OBJECTIVE:
Below is a set of records; print all of them exactly as written.

DATA SECTION:
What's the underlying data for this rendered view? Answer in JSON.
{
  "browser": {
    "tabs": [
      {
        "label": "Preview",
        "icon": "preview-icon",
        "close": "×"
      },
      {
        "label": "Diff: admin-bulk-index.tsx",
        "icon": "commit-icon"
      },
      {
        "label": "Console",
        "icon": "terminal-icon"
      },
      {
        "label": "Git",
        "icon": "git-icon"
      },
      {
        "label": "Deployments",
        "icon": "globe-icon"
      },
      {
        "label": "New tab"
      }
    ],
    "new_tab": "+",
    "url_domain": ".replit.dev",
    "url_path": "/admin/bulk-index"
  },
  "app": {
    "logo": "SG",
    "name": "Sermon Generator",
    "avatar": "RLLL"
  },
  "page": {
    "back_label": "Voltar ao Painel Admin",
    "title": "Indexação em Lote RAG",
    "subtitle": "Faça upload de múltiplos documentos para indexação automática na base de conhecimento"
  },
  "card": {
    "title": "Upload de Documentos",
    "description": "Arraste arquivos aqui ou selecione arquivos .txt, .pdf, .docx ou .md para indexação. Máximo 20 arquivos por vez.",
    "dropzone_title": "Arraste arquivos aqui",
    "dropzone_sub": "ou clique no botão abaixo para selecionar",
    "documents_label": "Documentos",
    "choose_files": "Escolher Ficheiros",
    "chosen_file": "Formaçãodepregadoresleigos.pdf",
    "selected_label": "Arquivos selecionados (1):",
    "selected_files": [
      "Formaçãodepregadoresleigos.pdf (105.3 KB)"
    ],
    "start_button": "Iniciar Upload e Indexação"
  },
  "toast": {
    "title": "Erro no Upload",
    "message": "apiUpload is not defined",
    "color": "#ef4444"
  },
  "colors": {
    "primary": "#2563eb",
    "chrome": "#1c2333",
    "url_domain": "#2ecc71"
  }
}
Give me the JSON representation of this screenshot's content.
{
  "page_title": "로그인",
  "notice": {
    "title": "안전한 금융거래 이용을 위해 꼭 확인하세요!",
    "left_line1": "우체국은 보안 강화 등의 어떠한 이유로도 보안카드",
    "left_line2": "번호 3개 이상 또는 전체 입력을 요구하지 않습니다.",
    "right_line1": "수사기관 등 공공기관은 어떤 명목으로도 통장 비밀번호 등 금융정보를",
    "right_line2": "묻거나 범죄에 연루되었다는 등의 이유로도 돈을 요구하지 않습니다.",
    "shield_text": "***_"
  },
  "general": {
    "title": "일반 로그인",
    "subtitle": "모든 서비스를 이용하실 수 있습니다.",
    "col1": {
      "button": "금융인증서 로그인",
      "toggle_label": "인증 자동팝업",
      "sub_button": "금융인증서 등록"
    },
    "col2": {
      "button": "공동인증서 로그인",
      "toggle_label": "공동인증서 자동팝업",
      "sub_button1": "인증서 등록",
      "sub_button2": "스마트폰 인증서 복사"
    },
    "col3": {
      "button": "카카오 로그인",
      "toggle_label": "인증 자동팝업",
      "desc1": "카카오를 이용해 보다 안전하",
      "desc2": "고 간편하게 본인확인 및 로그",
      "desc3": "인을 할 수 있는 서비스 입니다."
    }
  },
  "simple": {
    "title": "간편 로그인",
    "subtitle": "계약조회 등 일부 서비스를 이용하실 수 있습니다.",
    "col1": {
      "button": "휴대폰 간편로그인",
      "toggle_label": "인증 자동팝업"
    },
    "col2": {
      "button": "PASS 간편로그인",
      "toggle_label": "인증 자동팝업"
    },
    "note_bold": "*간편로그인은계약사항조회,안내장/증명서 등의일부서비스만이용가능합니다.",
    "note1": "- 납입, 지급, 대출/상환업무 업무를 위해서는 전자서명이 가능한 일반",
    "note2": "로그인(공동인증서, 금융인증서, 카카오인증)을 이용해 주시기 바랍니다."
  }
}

THE COMPLETED TASK:
What's the underlying data for this rendered view? Answer in JSON.
{
  "browser": {
    "tabs": [
      {
        "label": "Preview",
        "icon": "preview-icon",
        "close": "×"
      },
      {
        "label": "Diff: admin-bulk-index.tsx",
        "icon": "commit-icon"
      },
      {
        "label": "Console",
        "icon": "terminal-icon"
      },
      {
        "label": "Git",
        "icon": "git-icon"
      },
      {
        "label": "Deployments",
        "icon": "globe-icon"
      },
      {
        "label": "New tab"
      }
    ],
    "new_tab": "+",
    "url_domain": ".replit.dev",
    "url_path": "/admin/bulk-index"
  },
  "app": {
    "logo": "SG",
    "name": "Sermon Generator",
    "avatar": "RLLL"
  },
  "page": {
    "back_label": "Voltar ao Painel Admin",
    "title": "Indexação em Lote RAG",
    "subtitle": "Faça upload de múltiplos documentos para indexação automática na base de conhecimento"
  },
  "card": {
    "title": "Upload de Documentos",
    "description": "Arraste arquivos aqui ou selecione arquivos .txt, .pdf, .docx ou .md para indexação. Máximo 20 arquivos por vez.",
    "dropzone_title": "Arraste arquivos aqui",
    "dropzone_sub": "ou clique no botão abaixo para selecionar",
    "documents_label": "Documentos",
    "choose_files": "Escolher Ficheiros",
    "chosen_file": "Formaçãodepregadoresleigos.pdf",
    "selected_label": "Arquivos selecionados (1):",
    "selected_files": [
      "Formaçãodepregadoresleigos.pdf (105.3 KB)"
    ],
    "start_button": "Iniciar Upload e Indexação"
  },
  "toast": {
    "title": "Erro no Upload",
    "message": "apiUpload is not defined",
    "color": "#ef4444"
  },
  "colors": {
    "primary": "#2563eb",
    "chrome": "#1c2333",
    "url_domain": "#2ecc71"
  }
}
Give me the JSON representation of this screenshot's content.
{
  "page_title": "로그인",
  "notice": {
    "title": "안전한 금융거래 이용을 위해 꼭 확인하세요!",
    "left_line1": "우체국은 보안 강화 등의 어떠한 이유로도 보안카드",
    "left_line2": "번호 3개 이상 또는 전체 입력을 요구하지 않습니다.",
    "right_line1": "수사기관 등 공공기관은 어떤 명목으로도 통장 비밀번호 등 금융정보를",
    "right_line2": "묻거나 범죄에 연루되었다는 등의 이유로도 돈을 요구하지 않습니다.",
    "shield_text": "***_"
  },
  "general": {
    "title": "일반 로그인",
    "subtitle": "모든 서비스를 이용하실 수 있습니다.",
    "col1": {
      "button": "금융인증서 로그인",
      "toggle_label": "인증 자동팝업",
      "sub_button": "금융인증서 등록"
    },
    "col2": {
      "button": "공동인증서 로그인",
      "toggle_label": "공동인증서 자동팝업",
      "sub_button1": "인증서 등록",
      "sub_button2": "스마트폰 인증서 복사"
    },
    "col3": {
      "button": "카카오 로그인",
      "toggle_label": "인증 자동팝업",
      "desc1": "카카오를 이용해 보다 안전하",
      "desc2": "고 간편하게 본인확인 및 로그",
      "desc3": "인을 할 수 있는 서비스 입니다."
    }
  },
  "simple": {
    "title": "간편 로그인",
    "subtitle": "계약조회 등 일부 서비스를 이용하실 수 있습니다.",
    "col1": {
      "button": "휴대폰 간편로그인",
      "toggle_label": "인증 자동팝업"
    },
    "col2": {
      "button": "PASS 간편로그인",
      "toggle_label": "인증 자동팝업"
    },
    "note_bold": "*간편로그인은계약사항조회,안내장/증명서 등의일부서비스만이용가능합니다.",
    "note1": "- 납입, 지급, 대출/상환업무 업무를 위해서는 전자서명이 가능한 일반",
    "note2": "로그인(공동인증서, 금융인증서, 카카오인증)을 이용해 주시기 바랍니다."
  }
}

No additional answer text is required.